Les Freescale promettent désormais de «l'intempestif»
SOCIAL. Les 236 ingénieurs et 821 salariés toulousains de l'ex-Motorola devenu Freescale promis au licenciement n'ont pas une seule seconde imaginé pouvoir infléchir la décision du siège à Phoenix (USA):
Ce n'est pour l'emploi qu'ils se battent depuis avril 2009. C'est pour voir gonfler un eu les indemnités de licenciement qu'ils jugent insuffisantes.
Les cinq semaines de grève de l'automne dernier n'y ont rien changé. Syndicats et patrons se regardent depuis en chien de faïence.
La direction de l'établissement toulousain est resté «inflexible» selon le mot de l'intersyndicale. Laquelle est décidée à se remettre en action. «Les débrayages se multiplient» depuis le 25 janvier, expliquent les syndicalistes CFDT, CFTC et CGT. Ces débrayages , précisent-ils, sont depuis lundi devenus «intempestifs»:
En baisse de 25% selon leur calcul, la production ne répondrait plus aux attentes de la direction qui, malgré tout, refuserait toujours «toutes discussions et négociations».
Une bataille pour des indemnités n'a jamais mobilisé personne en dehors des futurs chômeurs concernés. Le conflit est ainsi resté cantonné de l'autre côté de la rocade Arc-en-ciel dans le quartier du Mirail, sans intérêt du public.
Pour le coup, l'intersyndicale semble décidée à s'y prendre différemment. Elle dira comment, demain jeudi 4 février.
GLv.


bonjour,
personne ne peut être indifférent à cette question fondamentale de l'emploi,car on pense à la précarité.
Nous savons que les PSE sont anxiogènes,paralysants,destructeurs,....longs,complexes, et que le corps social est lassé par les traumatismes causés!
Je crois aux vertus du dialogue social est il faut lui donner toute sa place avec le concours d'acteurs majeurs à Toulouse.

:: DONNÉES PRÉSENTÉES ::
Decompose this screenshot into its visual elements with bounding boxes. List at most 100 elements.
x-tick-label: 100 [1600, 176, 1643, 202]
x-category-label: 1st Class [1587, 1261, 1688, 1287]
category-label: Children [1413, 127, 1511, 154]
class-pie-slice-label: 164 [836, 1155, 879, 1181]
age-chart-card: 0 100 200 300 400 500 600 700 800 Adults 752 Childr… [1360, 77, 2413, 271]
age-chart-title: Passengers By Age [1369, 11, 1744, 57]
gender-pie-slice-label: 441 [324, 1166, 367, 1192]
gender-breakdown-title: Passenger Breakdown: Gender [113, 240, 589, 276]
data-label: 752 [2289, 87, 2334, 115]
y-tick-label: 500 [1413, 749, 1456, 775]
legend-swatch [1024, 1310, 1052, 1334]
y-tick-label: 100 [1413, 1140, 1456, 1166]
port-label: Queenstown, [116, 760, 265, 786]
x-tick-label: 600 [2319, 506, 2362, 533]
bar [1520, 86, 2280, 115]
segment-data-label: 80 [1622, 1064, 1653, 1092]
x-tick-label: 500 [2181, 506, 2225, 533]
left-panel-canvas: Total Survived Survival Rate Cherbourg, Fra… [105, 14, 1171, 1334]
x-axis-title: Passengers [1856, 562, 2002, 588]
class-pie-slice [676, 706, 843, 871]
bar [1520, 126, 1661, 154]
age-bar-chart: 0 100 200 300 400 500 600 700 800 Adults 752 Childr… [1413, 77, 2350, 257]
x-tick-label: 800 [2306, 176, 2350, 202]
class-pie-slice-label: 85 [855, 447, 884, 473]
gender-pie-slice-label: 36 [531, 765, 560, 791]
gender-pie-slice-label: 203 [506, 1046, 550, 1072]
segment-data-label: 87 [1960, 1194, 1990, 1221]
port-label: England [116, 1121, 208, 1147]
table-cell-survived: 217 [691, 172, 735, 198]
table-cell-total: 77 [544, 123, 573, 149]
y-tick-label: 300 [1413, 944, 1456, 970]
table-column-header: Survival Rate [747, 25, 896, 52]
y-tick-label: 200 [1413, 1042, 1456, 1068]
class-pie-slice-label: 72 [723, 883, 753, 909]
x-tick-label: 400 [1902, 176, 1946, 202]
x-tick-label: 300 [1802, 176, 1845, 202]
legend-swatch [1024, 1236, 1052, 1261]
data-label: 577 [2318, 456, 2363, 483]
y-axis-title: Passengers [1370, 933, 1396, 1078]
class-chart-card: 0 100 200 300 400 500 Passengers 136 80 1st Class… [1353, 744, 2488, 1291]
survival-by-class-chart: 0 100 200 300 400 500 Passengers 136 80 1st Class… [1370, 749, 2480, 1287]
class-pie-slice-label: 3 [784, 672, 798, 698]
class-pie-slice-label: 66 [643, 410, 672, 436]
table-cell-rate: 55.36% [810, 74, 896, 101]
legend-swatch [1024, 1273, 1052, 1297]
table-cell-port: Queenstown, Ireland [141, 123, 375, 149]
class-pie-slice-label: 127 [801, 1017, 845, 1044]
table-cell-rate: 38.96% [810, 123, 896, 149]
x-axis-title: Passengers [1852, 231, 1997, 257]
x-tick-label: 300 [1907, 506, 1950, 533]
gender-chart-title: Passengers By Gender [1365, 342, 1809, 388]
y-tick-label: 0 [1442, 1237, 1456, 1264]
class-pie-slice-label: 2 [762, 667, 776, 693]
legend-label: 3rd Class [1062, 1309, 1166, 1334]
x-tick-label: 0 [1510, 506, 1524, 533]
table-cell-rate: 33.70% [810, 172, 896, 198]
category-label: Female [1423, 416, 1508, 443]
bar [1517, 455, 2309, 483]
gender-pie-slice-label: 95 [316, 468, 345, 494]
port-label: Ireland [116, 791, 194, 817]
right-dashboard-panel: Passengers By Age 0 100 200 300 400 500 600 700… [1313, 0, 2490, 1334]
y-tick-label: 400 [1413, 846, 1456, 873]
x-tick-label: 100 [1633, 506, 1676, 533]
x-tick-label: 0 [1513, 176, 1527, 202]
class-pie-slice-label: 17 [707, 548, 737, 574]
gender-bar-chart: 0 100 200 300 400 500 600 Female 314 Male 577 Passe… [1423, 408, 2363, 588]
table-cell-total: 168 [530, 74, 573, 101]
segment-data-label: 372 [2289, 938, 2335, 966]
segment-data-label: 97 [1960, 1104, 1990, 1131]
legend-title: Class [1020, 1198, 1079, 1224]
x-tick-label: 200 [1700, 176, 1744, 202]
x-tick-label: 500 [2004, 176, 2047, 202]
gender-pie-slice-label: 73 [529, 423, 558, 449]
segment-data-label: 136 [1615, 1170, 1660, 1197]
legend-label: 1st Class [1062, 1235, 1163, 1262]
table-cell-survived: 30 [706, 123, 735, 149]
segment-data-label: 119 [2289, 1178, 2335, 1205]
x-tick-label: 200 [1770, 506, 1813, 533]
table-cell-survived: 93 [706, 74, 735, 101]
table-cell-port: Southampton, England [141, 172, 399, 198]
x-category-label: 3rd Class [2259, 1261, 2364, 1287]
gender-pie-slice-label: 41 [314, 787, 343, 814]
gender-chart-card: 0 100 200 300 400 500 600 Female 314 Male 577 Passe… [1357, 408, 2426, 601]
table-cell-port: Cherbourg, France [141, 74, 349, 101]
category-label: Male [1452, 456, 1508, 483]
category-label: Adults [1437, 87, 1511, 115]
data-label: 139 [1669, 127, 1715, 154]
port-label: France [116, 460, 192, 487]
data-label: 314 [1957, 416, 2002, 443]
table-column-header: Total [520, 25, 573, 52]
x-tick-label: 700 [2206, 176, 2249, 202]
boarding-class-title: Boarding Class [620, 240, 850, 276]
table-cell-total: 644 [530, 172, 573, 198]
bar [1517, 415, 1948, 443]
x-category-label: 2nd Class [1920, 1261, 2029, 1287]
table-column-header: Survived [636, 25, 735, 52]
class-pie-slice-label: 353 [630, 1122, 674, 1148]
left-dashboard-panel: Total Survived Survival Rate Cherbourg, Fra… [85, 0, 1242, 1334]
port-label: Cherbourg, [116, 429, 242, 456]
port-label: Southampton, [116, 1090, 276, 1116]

:: TÂCHES À RÉALISER ::
• 1. Relevez tous les sigles de syndicats mentionnés dans le texte sur les licenciements chez Freescale.
• 2. Rédigez la suite du texte sur les licenciements chez Freescale à Toulouse, en partant de sa dernière phrase.
Les lignes n'interviennent d'aucune manière dans ce travail.

:: RÉPONSES NUMÉROTÉES ::
• 1. CFDT, CFTC, CGT

• 2.
Face à cette question difficile de la restructuration d'une entreprise,il est indispensable que les différents acteurs se mettent en mouvement et lance un processus d'innovation collaborative.
Il faut rechercher ce qui est possible est raisonnable de faire (exemple arrêt de Storagetek.)
Rédigé par : tessier | 03/02/2010 à 12h11
Est-il impossible à tout un chacun de désigner le mal et enfin de faire le nécessaire pour s'en soigner ? La sortie du système monétariste, plus qu’un impératif est une urgence d’un absolu devoir .
O Lecteurs, toute autre action n’aura pour but que de faire gagner du temps aux oligarchies financières en place qui gangrènent tous les pans de la société au détriment de l’économie physique.
Des solutions existent et ont fonctionnées, mises en place par Franklin Delano Roosevelt à l'époque. Il ne s’agit pas de revenir en arrière mais bien d’adapter ces solutions à la réalité actuelle et pour l’avenir :
Commission d’enquête, dite Pecora, sur le monde financier ; mise en faillite organisée des établissements bancaires toxiques et réquisitions ; séparation des activités bancaires (banque de dépôt, banque d’affaires, assurances – glass-steagall et hill-burton acts) ; retour à la parité fixe entre les monnaies et à un protectionnisme intelligent ; sortie du monétarisme pour le Crédit Productif Public qui permet d’organiser par des accords entre états nations à long terme et faible taux d’intérêt l’équipement de l’homme et de la nature afin de lancer une politique de service public et technologie de pointe via de grands travaux (doublement de la production agricole, pont ferroviaire afrique-europe-asie-amérique, nucléaire de 4ème et 5ème génération, exploration humaine du système solaire ..) .. > à lire ou relire le plan de sortie de crise de LaRouche !
La maitrise de nos monnaies amenant le plein emploi, c’est ainsi que va la quête du bonheur.
Rédigé par : Ferdinand Pecora | 04/02/2010 à 12h04
indifférence de nos élus, manque de relais dans les syndicats les plus revendicatifs...peur des politiques (MALVY au plan local) d'apparaître pour ce qu'ils sont des décideurs de rien, sauf du droit de prélever l'impôt et de le redistribuer selon leur bon vouloir.